→ **DIRECTIONS**
Make an exact transcription of the material, leaving out all images.

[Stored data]
────

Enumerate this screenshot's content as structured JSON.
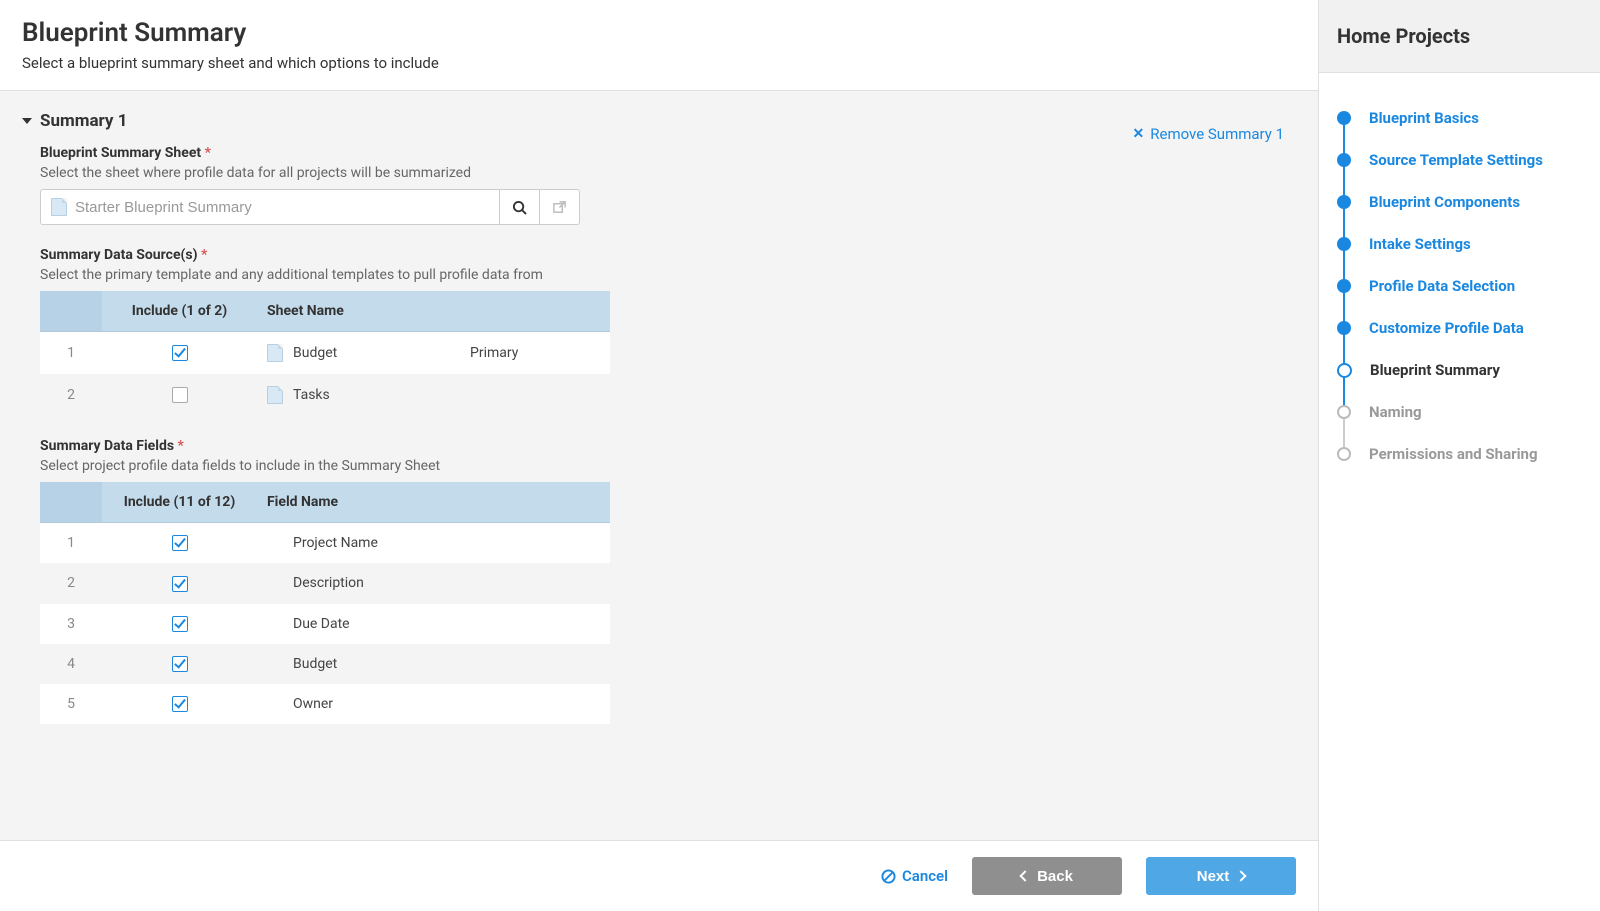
{
  "header": {
    "title": "Blueprint Summary",
    "subtitle": "Select a blueprint summary sheet and which options to include"
  },
  "summary": {
    "section_title": "Summary 1",
    "remove_label": "Remove Summary 1",
    "sheet_field": {
      "label": "Blueprint Summary Sheet",
      "help": "Select the sheet where profile data for all projects will be summarized",
      "placeholder": "Starter Blueprint Summary"
    },
    "sources_field": {
      "label": "Summary Data Source(s)",
      "help": "Select the primary template and any additional templates to pull profile data from",
      "include_header": "Include (1 of 2)",
      "name_header": "Sheet Name",
      "rows": [
        {
          "num": "1",
          "checked": true,
          "name": "Budget",
          "tag": "Primary"
        },
        {
          "num": "2",
          "checked": false,
          "name": "Tasks",
          "tag": ""
        }
      ]
    },
    "fields_field": {
      "label": "Summary Data Fields",
      "help": "Select project profile data fields to include in the Summary Sheet",
      "include_header": "Include (11 of 12)",
      "name_header": "Field Name",
      "rows": [
        {
          "num": "1",
          "checked": true,
          "name": "Project Name"
        },
        {
          "num": "2",
          "checked": true,
          "name": "Description"
        },
        {
          "num": "3",
          "checked": true,
          "name": "Due Date"
        },
        {
          "num": "4",
          "checked": true,
          "name": "Budget"
        },
        {
          "num": "5",
          "checked": true,
          "name": "Owner"
        }
      ]
    }
  },
  "footer": {
    "cancel": "Cancel",
    "back": "Back",
    "next": "Next"
  },
  "sidebar": {
    "title": "Home Projects",
    "steps": [
      {
        "label": "Blueprint Basics",
        "state": "done"
      },
      {
        "label": "Source Template Settings",
        "state": "done"
      },
      {
        "label": "Blueprint Components",
        "state": "done"
      },
      {
        "label": "Intake Settings",
        "state": "done"
      },
      {
        "label": "Profile Data Selection",
        "state": "done"
      },
      {
        "label": "Customize Profile Data",
        "state": "done"
      },
      {
        "label": "Blueprint Summary",
        "state": "current"
      },
      {
        "label": "Naming",
        "state": "pending"
      },
      {
        "label": "Permissions and Sharing",
        "state": "pending"
      }
    ]
  }
}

────

→ **EXPECTED ANSWER**
Enumerate this screenshot's content as structured JSON.
{
  "header": {
    "title": "Blueprint Summary",
    "subtitle": "Select a blueprint summary sheet and which options to include"
  },
  "summary": {
    "section_title": "Summary 1",
    "remove_label": "Remove Summary 1",
    "sheet_field": {
      "label": "Blueprint Summary Sheet",
      "help": "Select the sheet where profile data for all projects will be summarized",
      "placeholder": "Starter Blueprint Summary"
    },
    "sources_field": {
      "label": "Summary Data Source(s)",
      "help": "Select the primary template and any additional templates to pull profile data from",
      "include_header": "Include (1 of 2)",
      "name_header": "Sheet Name",
      "rows": [
        {
          "num": "1",
          "checked": true,
          "name": "Budget",
          "tag": "Primary"
        },
        {
          "num": "2",
          "checked": false,
          "name": "Tasks",
          "tag": ""
        }
      ]
    },
    "fields_field": {
      "label": "Summary Data Fields",
      "help": "Select project profile data fields to include in the Summary Sheet",
      "include_header": "Include (11 of 12)",
      "name_header": "Field Name",
      "rows": [
        {
          "num": "1",
          "checked": true,
          "name": "Project Name"
        },
        {
          "num": "2",
          "checked": true,
          "name": "Description"
        },
        {
          "num": "3",
          "checked": true,
          "name": "Due Date"
        },
        {
          "num": "4",
          "checked": true,
          "name": "Budget"
        },
        {
          "num": "5",
          "checked": true,
          "name": "Owner"
        }
      ]
    }
  },
  "footer": {
    "cancel": "Cancel",
    "back": "Back",
    "next": "Next"
  },
  "sidebar": {
    "title": "Home Projects",
    "steps": [
      {
        "label": "Blueprint Basics",
        "state": "done"
      },
      {
        "label": "Source Template Settings",
        "state": "done"
      },
      {
        "label": "Blueprint Components",
        "state": "done"
      },
      {
        "label": "Intake Settings",
        "state": "done"
      },
      {
        "label": "Profile Data Selection",
        "state": "done"
      },
      {
        "label": "Customize Profile Data",
        "state": "done"
      },
      {
        "label": "Blueprint Summary",
        "state": "current"
      },
      {
        "label": "Naming",
        "state": "pending"
      },
      {
        "label": "Permissions and Sharing",
        "state": "pending"
      }
    ]
  }
}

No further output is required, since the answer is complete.